Written problem - Leave out the pictures and copy the remaining records exactly.
--- BEGIN ---
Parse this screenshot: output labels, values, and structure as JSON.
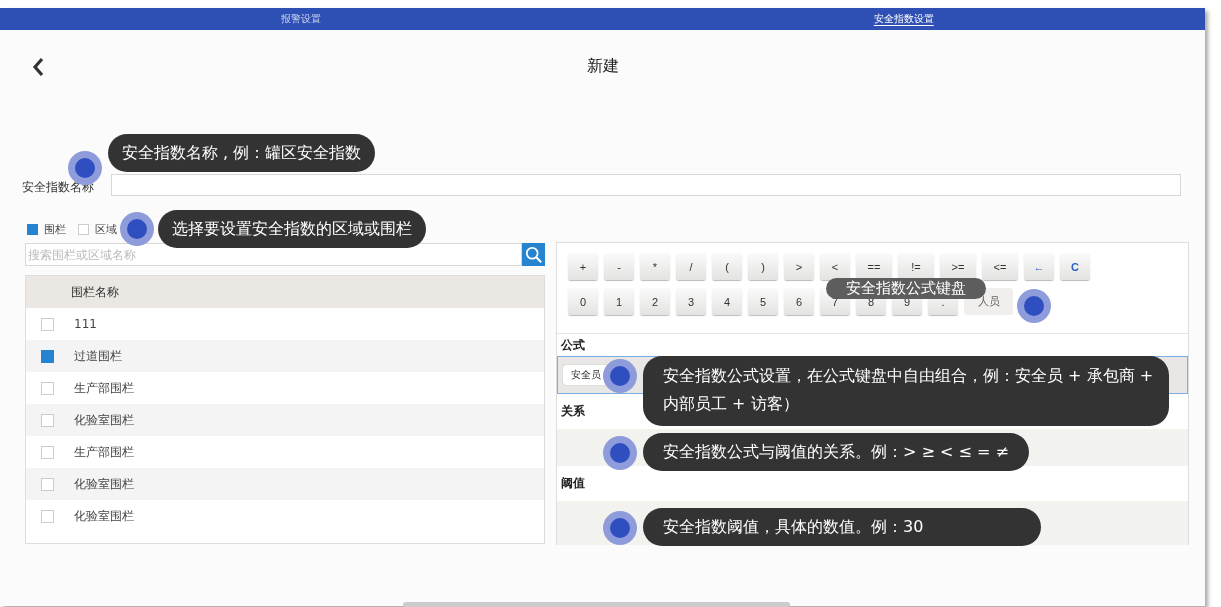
{
  "tabs": [
    {
      "label": "报警设置",
      "selected": false
    },
    {
      "label": "安全指数设置",
      "selected": true
    }
  ],
  "header": {
    "title": "新建"
  },
  "name_field": {
    "label": "安全指数名称",
    "hint": "安全指数名称 , 例：罐区安全指数"
  },
  "scope": {
    "options": [
      {
        "label": "围栏",
        "selected": true
      },
      {
        "label": "区域",
        "selected": false
      }
    ],
    "hint": "选择要设置安全指数的区域或围栏"
  },
  "search": {
    "placeholder": "搜索围栏或区域名称"
  },
  "table": {
    "columns": [
      "围栏名称"
    ],
    "rows": [
      {
        "name": "111",
        "checked": false
      },
      {
        "name": "过道围栏",
        "checked": true
      },
      {
        "name": "生产部围栏",
        "checked": false
      },
      {
        "name": "化验室围栏",
        "checked": false
      },
      {
        "name": "生产部围栏",
        "checked": false
      },
      {
        "name": "化验室围栏",
        "checked": false
      },
      {
        "name": "化验室围栏",
        "checked": false
      }
    ]
  },
  "keypad": {
    "hint": "安全指数公式键盘",
    "rows": [
      [
        {
          "label": "+",
          "kind": "key"
        },
        {
          "label": "-",
          "kind": "key"
        },
        {
          "label": "*",
          "kind": "key"
        },
        {
          "label": "/",
          "kind": "key"
        },
        {
          "label": "(",
          "kind": "key"
        },
        {
          "label": ")",
          "kind": "key"
        },
        {
          "label": ">",
          "kind": "key"
        },
        {
          "label": "<",
          "kind": "key"
        },
        {
          "label": "==",
          "kind": "key"
        },
        {
          "label": "!=",
          "kind": "key"
        },
        {
          "label": ">=",
          "kind": "key"
        },
        {
          "label": "<=",
          "kind": "key"
        },
        {
          "label": "←",
          "kind": "action"
        },
        {
          "label": "C",
          "kind": "action"
        }
      ],
      [
        {
          "label": "0",
          "kind": "key"
        },
        {
          "label": "1",
          "kind": "key"
        },
        {
          "label": "2",
          "kind": "key"
        },
        {
          "label": "3",
          "kind": "key"
        },
        {
          "label": "4",
          "kind": "key"
        },
        {
          "label": "5",
          "kind": "key"
        },
        {
          "label": "6",
          "kind": "key"
        },
        {
          "label": "7",
          "kind": "key"
        },
        {
          "label": "8",
          "kind": "key"
        },
        {
          "label": "9",
          "kind": "key"
        },
        {
          "label": ".",
          "kind": "key"
        },
        {
          "label": "人员",
          "kind": "wide"
        }
      ]
    ]
  },
  "formula": {
    "label": "公式",
    "tokens": [
      "安全员"
    ],
    "hint": "安全指数公式设置，在公式键盘中自由组合，例：安全员 + 承包商 + 内部员工 + 访客）"
  },
  "relation": {
    "label": "关系",
    "hint": "安全指数公式与阈值的关系。例：> ≥ < ≤ = ≠"
  },
  "threshold": {
    "label": "阈值",
    "hint": "安全指数阈值，具体的数值。例：30"
  }
}
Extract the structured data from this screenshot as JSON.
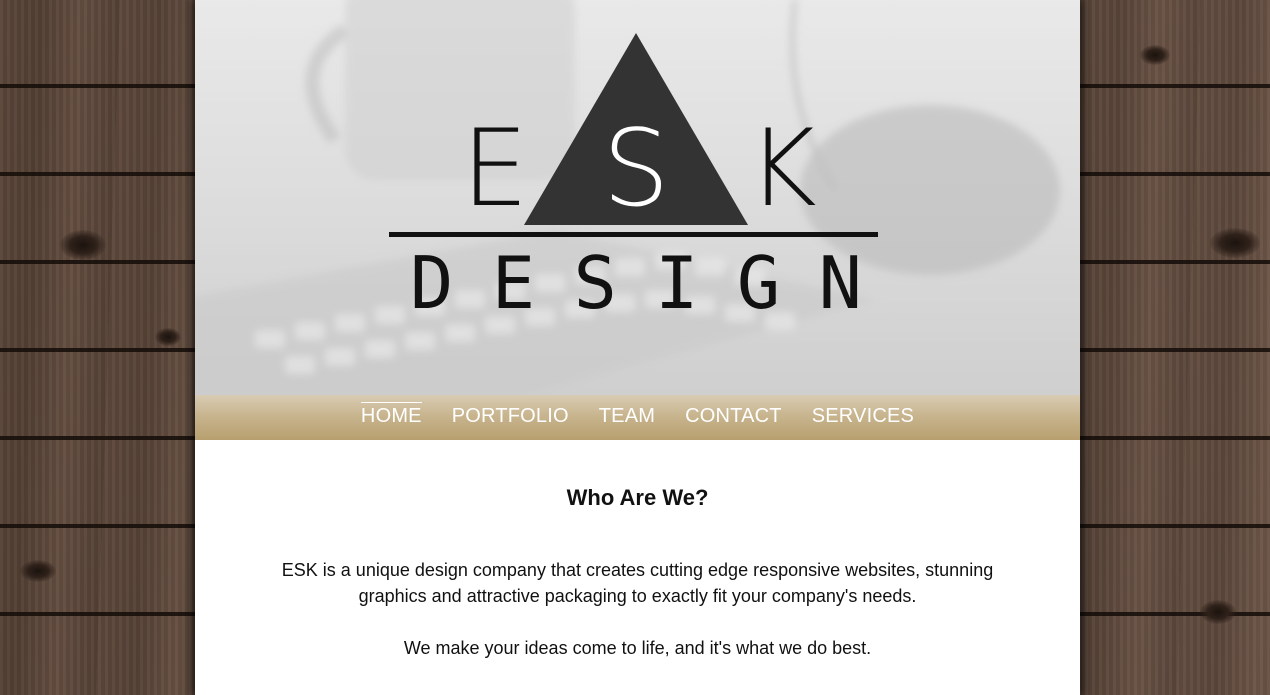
{
  "brand": {
    "logo_letter_left": "E",
    "logo_letter_center": "S",
    "logo_letter_right": "K",
    "logo_subtitle": "DESIGN"
  },
  "nav": {
    "items": [
      {
        "label": "HOME",
        "active": true
      },
      {
        "label": "PORTFOLIO",
        "active": false
      },
      {
        "label": "TEAM",
        "active": false
      },
      {
        "label": "CONTACT",
        "active": false
      },
      {
        "label": "SERVICES",
        "active": false
      }
    ]
  },
  "main": {
    "heading": "Who Are We?",
    "paragraph_1": "ESK is a unique design company that creates cutting edge responsive websites, stunning graphics and attractive packaging to exactly fit your company's needs.",
    "paragraph_2": "We make your ideas come to life, and it's what we do best."
  },
  "colors": {
    "nav_gold": "#c8b58f",
    "logo_dark": "#333333",
    "page_background": "#ffffff",
    "wood": "#5b4639"
  },
  "icons": {
    "logo": "triangle-logo-icon"
  }
}
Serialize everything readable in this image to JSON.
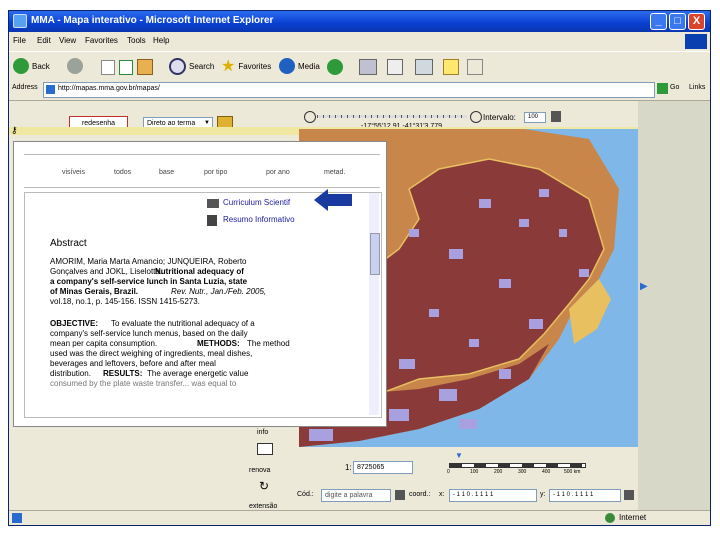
{
  "window": {
    "title": "MMA - Mapa interativo - Microsoft Internet Explorer",
    "minimize": "_",
    "maximize": "□",
    "close": "X"
  },
  "menu": [
    "File",
    "Edit",
    "View",
    "Favorites",
    "Tools",
    "Help"
  ],
  "toolbar": {
    "back_label": "Back",
    "search_label": "Search",
    "favorites_label": "Favorites",
    "media_label": "Media"
  },
  "address": {
    "label": "Address",
    "url": "http://mapas.mma.gov.br/mapas/",
    "go_label": "Go",
    "links_label": "Links"
  },
  "app_toolbar": {
    "button_label": "redesenha",
    "select_value": "Direto ao terma",
    "interval_label": "Intervalo:",
    "interval_value": "100",
    "coordinates": "-17°55'12.91 -41°31'3.779"
  },
  "popup": {
    "tabs": [
      "visíveis",
      "todos",
      "base",
      "por tipo",
      "por ano",
      "metad."
    ],
    "link1": "Curriculum Scientif",
    "link2": "Resumo Informativo",
    "abstract_heading": "Abstract",
    "ref_lines": [
      "AMORIM, Maria Marta Amancio; JUNQUEIRA, Roberto",
      "Gonçalves and JOKL, Liselotte.",
      "a company's self-service lunch in Santa Luzia, state",
      "of Minas Gerais, Brazil.",
      "vol.18, no.1, p. 145-156. ISSN 1415-5273."
    ],
    "ref_bold_1": "Nutritional adequacy of",
    "ref_journal": "Rev. Nutr., Jan./Feb. 2005,",
    "body_lines": [
      "To evaluate the nutritional adequacy of a",
      "company's self-service lunch menus, based on the daily",
      "mean per capita consumption.",
      "used was the direct weighing of ingredients, meal dishes,",
      "beverages and leftovers, before and after meal",
      "distribution.",
      "consumed by the plate waste transfer... was equal to"
    ],
    "objective_label": "OBJECTIVE:",
    "methods_label": "METHODS:",
    "methods_rest": "The method",
    "results_label": "RESULTS:",
    "results_rest": "The average energetic value"
  },
  "lower_tools": {
    "info_label": "info",
    "refresh_label": "renova",
    "extent_label": "extensão",
    "scale_prefix": "1:",
    "scale_value": "8725065",
    "scale_ticks": [
      "0",
      "100",
      "200",
      "300",
      "400",
      "500 km"
    ],
    "search_label": "Cód.:",
    "search_placeholder": "digite a palavra",
    "coords_label": "coord.:",
    "x_label": "x:",
    "y_label": "y:",
    "x_value": "- 1 1 0 . 1 1 1 1",
    "y_value": "- 1 1 0 . 1 1 1 1"
  },
  "status": {
    "zone": "Internet"
  },
  "colors": {
    "ocean": "#7fb7e8",
    "state_fill": "#8b3a3a",
    "neighbor_fill": "#c8864a",
    "dots": "#a9a0e0",
    "highlight": "#e8c060",
    "arrow": "#1a3aa0"
  }
}
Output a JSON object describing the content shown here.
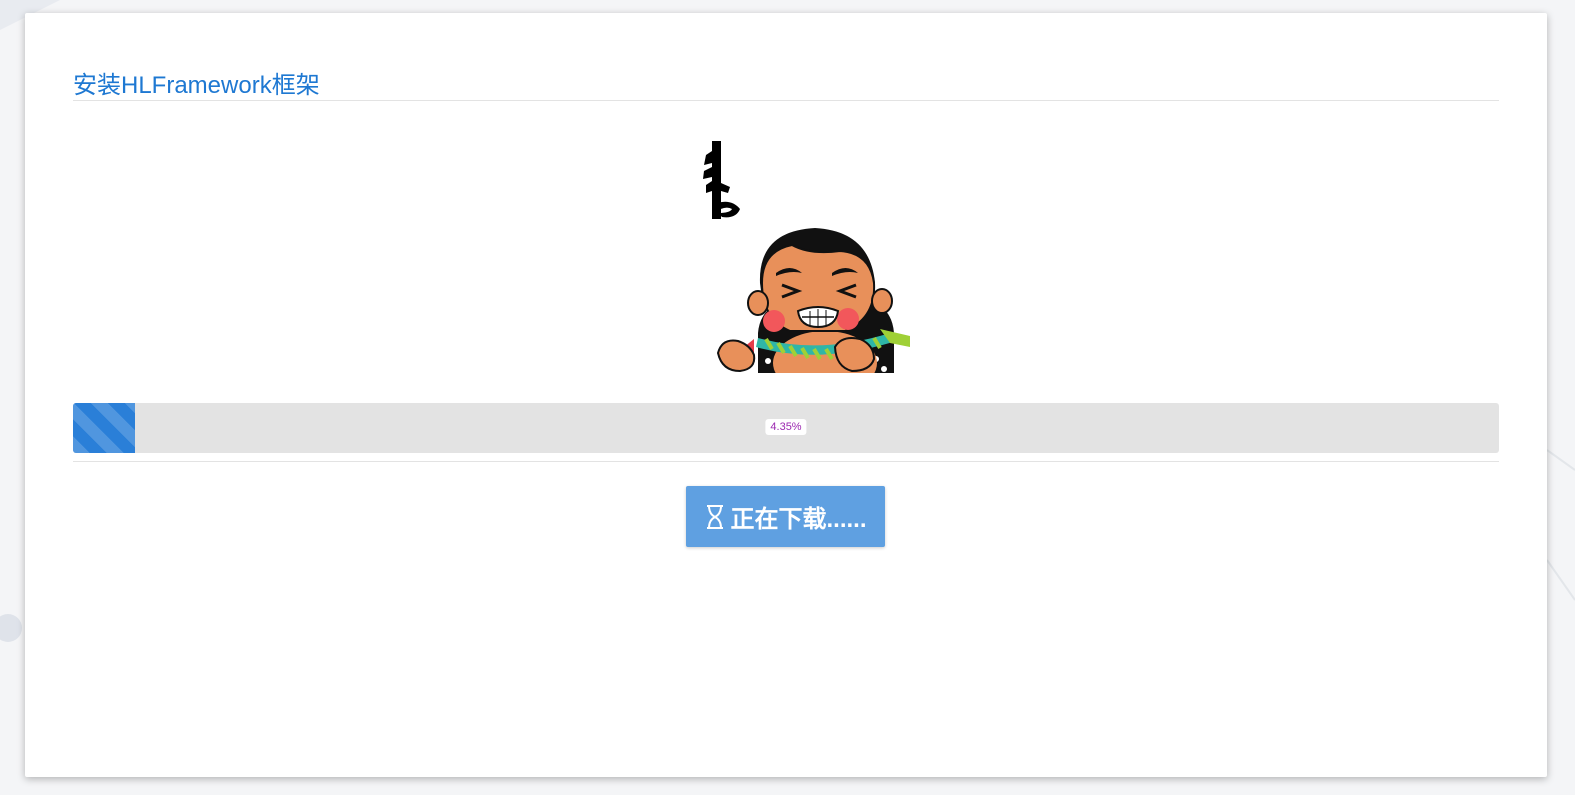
{
  "dialog": {
    "title": "安装HLFramework框架"
  },
  "progress": {
    "percent": 4.35,
    "label": "4.35%",
    "bar_color": "#2a7fd8",
    "label_color": "#9b27b0"
  },
  "action_button": {
    "icon": "hourglass-icon",
    "label": "正在下载......",
    "color": "#5fa0e1"
  },
  "colors": {
    "accent": "#1e78d2"
  }
}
--- END ---
Solution below -
Parse this screenshot: output labels, values, and structure as JSON.
{
  "tabs": [
    {
      "label": "报警设置",
      "selected": false
    },
    {
      "label": "安全指数设置",
      "selected": true
    }
  ],
  "header": {
    "title": "新建"
  },
  "name_field": {
    "label": "安全指数名称",
    "hint": "安全指数名称 , 例：罐区安全指数"
  },
  "scope": {
    "options": [
      {
        "label": "围栏",
        "selected": true
      },
      {
        "label": "区域",
        "selected": false
      }
    ],
    "hint": "选择要设置安全指数的区域或围栏"
  },
  "search": {
    "placeholder": "搜索围栏或区域名称"
  },
  "table": {
    "columns": [
      "围栏名称"
    ],
    "rows": [
      {
        "name": "111",
        "checked": false
      },
      {
        "name": "过道围栏",
        "checked": true
      },
      {
        "name": "生产部围栏",
        "checked": false
      },
      {
        "name": "化验室围栏",
        "checked": false
      },
      {
        "name": "生产部围栏",
        "checked": false
      },
      {
        "name": "化验室围栏",
        "checked": false
      },
      {
        "name": "化验室围栏",
        "checked": false
      }
    ]
  },
  "keypad": {
    "hint": "安全指数公式键盘",
    "rows": [
      [
        {
          "label": "+",
          "kind": "key"
        },
        {
          "label": "-",
          "kind": "key"
        },
        {
          "label": "*",
          "kind": "key"
        },
        {
          "label": "/",
          "kind": "key"
        },
        {
          "label": "(",
          "kind": "key"
        },
        {
          "label": ")",
          "kind": "key"
        },
        {
          "label": ">",
          "kind": "key"
        },
        {
          "label": "<",
          "kind": "key"
        },
        {
          "label": "==",
          "kind": "key"
        },
        {
          "label": "!=",
          "kind": "key"
        },
        {
          "label": ">=",
          "kind": "key"
        },
        {
          "label": "<=",
          "kind": "key"
        },
        {
          "label": "←",
          "kind": "action"
        },
        {
          "label": "C",
          "kind": "action"
        }
      ],
      [
        {
          "label": "0",
          "kind": "key"
        },
        {
          "label": "1",
          "kind": "key"
        },
        {
          "label": "2",
          "kind": "key"
        },
        {
          "label": "3",
          "kind": "key"
        },
        {
          "label": "4",
          "kind": "key"
        },
        {
          "label": "5",
          "kind": "key"
        },
        {
          "label": "6",
          "kind": "key"
        },
        {
          "label": "7",
          "kind": "key"
        },
        {
          "label": "8",
          "kind": "key"
        },
        {
          "label": "9",
          "kind": "key"
        },
        {
          "label": ".",
          "kind": "key"
        },
        {
          "label": "人员",
          "kind": "wide"
        }
      ]
    ]
  },
  "formula": {
    "label": "公式",
    "tokens": [
      "安全员"
    ],
    "hint": "安全指数公式设置，在公式键盘中自由组合，例：安全员 + 承包商 + 内部员工 + 访客）"
  },
  "relation": {
    "label": "关系",
    "hint": "安全指数公式与阈值的关系。例：> ≥ < ≤ = ≠"
  },
  "threshold": {
    "label": "阈值",
    "hint": "安全指数阈值，具体的数值。例：30"
  }
}
Extract the structured data from this screenshot as JSON.
{
  "brand": {
    "logo_letter_left": "E",
    "logo_letter_center": "S",
    "logo_letter_right": "K",
    "logo_subtitle": "DESIGN"
  },
  "nav": {
    "items": [
      {
        "label": "HOME",
        "active": true
      },
      {
        "label": "PORTFOLIO",
        "active": false
      },
      {
        "label": "TEAM",
        "active": false
      },
      {
        "label": "CONTACT",
        "active": false
      },
      {
        "label": "SERVICES",
        "active": false
      }
    ]
  },
  "main": {
    "heading": "Who Are We?",
    "paragraph_1": "ESK is a unique design company that creates cutting edge responsive websites, stunning graphics and attractive packaging to exactly fit your company's needs.",
    "paragraph_2": "We make your ideas come to life, and it's what we do best."
  },
  "colors": {
    "nav_gold": "#c8b58f",
    "logo_dark": "#333333",
    "page_background": "#ffffff",
    "wood": "#5b4639"
  },
  "icons": {
    "logo": "triangle-logo-icon"
  }
}
Serialize everything readable in this image to JSON.
{
  "window": {
    "title": "MMA - Mapa interativo - Microsoft Internet Explorer",
    "minimize": "_",
    "maximize": "□",
    "close": "X"
  },
  "menu": [
    "File",
    "Edit",
    "View",
    "Favorites",
    "Tools",
    "Help"
  ],
  "toolbar": {
    "back_label": "Back",
    "search_label": "Search",
    "favorites_label": "Favorites",
    "media_label": "Media"
  },
  "address": {
    "label": "Address",
    "url": "http://mapas.mma.gov.br/mapas/",
    "go_label": "Go",
    "links_label": "Links"
  },
  "app_toolbar": {
    "button_label": "redesenha",
    "select_value": "Direto ao terma",
    "interval_label": "Intervalo:",
    "interval_value": "100",
    "coordinates": "-17°55'12.91 -41°31'3.779"
  },
  "popup": {
    "tabs": [
      "visíveis",
      "todos",
      "base",
      "por tipo",
      "por ano",
      "metad."
    ],
    "link1": "Curriculum Scientif",
    "link2": "Resumo Informativo",
    "abstract_heading": "Abstract",
    "ref_lines": [
      "AMORIM, Maria Marta Amancio; JUNQUEIRA, Roberto",
      "Gonçalves and JOKL, Liselotte.",
      "a company's self-service lunch in Santa Luzia, state",
      "of Minas Gerais, Brazil.",
      "vol.18, no.1, p. 145-156. ISSN 1415-5273."
    ],
    "ref_bold_1": "Nutritional adequacy of",
    "ref_journal": "Rev. Nutr., Jan./Feb. 2005,",
    "body_lines": [
      "To evaluate the nutritional adequacy of a",
      "company's self-service lunch menus, based on the daily",
      "mean per capita consumption.",
      "used was the direct weighing of ingredients, meal dishes,",
      "beverages and leftovers, before and after meal",
      "distribution.",
      "consumed by the plate waste transfer... was equal to"
    ],
    "objective_label": "OBJECTIVE:",
    "methods_label": "METHODS:",
    "methods_rest": "The method",
    "results_label": "RESULTS:",
    "results_rest": "The average energetic value"
  },
  "lower_tools": {
    "info_label": "info",
    "refresh_label": "renova",
    "extent_label": "extensão",
    "scale_prefix": "1:",
    "scale_value": "8725065",
    "scale_ticks": [
      "0",
      "100",
      "200",
      "300",
      "400",
      "500 km"
    ],
    "search_label": "Cód.:",
    "search_placeholder": "digite a palavra",
    "coords_label": "coord.:",
    "x_label": "x:",
    "y_label": "y:",
    "x_value": "- 1 1 0 . 1 1 1 1",
    "y_value": "- 1 1 0 . 1 1 1 1"
  },
  "status": {
    "zone": "Internet"
  },
  "colors": {
    "ocean": "#7fb7e8",
    "state_fill": "#8b3a3a",
    "neighbor_fill": "#c8864a",
    "dots": "#a9a0e0",
    "highlight": "#e8c060",
    "arrow": "#1a3aa0"
  }
}
Output a JSON object describing the content shown here.
{
  "dialog": {
    "title": "安装HLFramework框架"
  },
  "progress": {
    "percent": 4.35,
    "label": "4.35%",
    "bar_color": "#2a7fd8",
    "label_color": "#9b27b0"
  },
  "action_button": {
    "icon": "hourglass-icon",
    "label": "正在下载......",
    "color": "#5fa0e1"
  },
  "colors": {
    "accent": "#1e78d2"
  }
}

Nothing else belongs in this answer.